_The problem_: Count the lines below that contain the word "Fredrik". Give only the number.

_Records provided_:
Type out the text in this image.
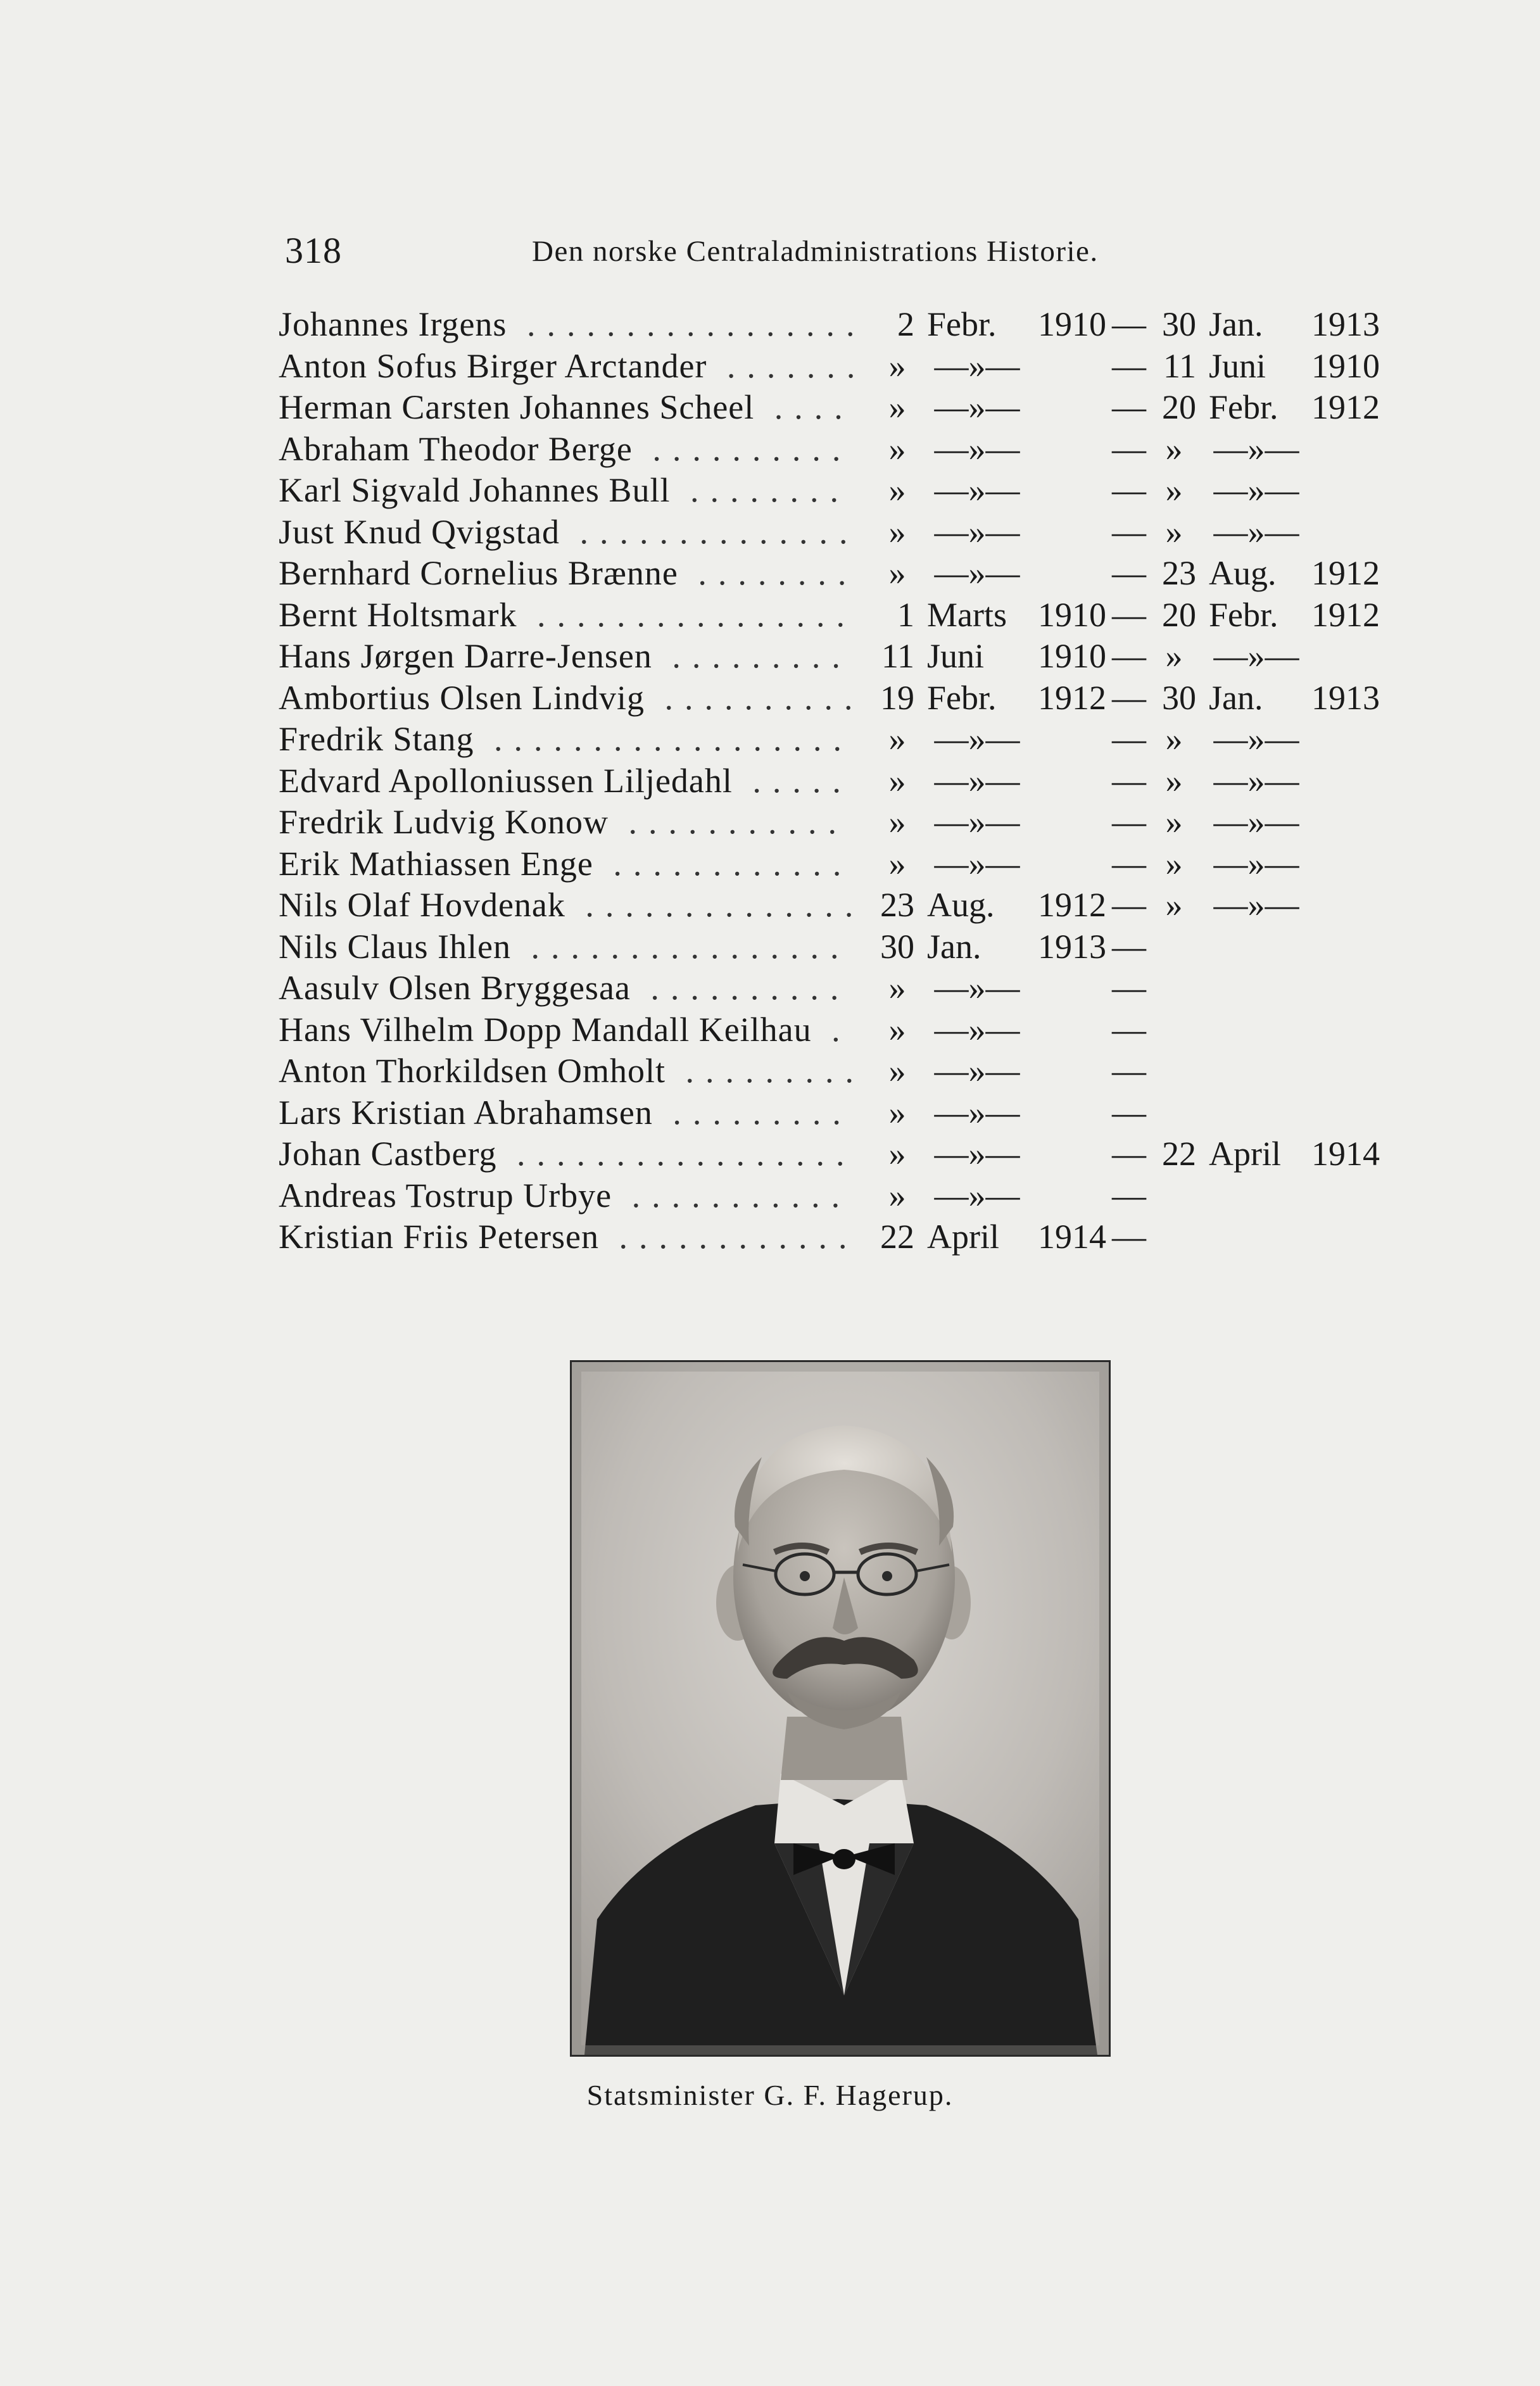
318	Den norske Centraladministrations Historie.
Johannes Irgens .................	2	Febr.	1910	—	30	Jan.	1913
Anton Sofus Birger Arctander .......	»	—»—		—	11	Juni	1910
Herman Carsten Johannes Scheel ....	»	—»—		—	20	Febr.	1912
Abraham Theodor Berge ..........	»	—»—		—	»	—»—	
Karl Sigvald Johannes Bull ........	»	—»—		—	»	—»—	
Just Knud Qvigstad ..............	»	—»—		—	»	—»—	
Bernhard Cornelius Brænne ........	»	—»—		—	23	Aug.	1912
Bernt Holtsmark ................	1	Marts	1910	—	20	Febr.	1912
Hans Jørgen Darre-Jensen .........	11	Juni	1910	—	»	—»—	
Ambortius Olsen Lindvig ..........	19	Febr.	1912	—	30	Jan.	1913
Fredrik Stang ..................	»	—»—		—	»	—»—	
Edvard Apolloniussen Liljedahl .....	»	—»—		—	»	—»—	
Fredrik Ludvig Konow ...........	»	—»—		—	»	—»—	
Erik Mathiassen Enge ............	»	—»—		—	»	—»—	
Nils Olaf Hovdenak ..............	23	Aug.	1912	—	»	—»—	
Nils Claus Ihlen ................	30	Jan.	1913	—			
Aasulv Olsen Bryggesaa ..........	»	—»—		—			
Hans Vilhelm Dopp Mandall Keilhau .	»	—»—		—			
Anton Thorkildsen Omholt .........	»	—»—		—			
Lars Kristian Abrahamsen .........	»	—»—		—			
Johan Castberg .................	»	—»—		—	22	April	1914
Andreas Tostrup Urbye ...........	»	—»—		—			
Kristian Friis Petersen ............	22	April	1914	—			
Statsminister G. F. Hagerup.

_Reply_: 2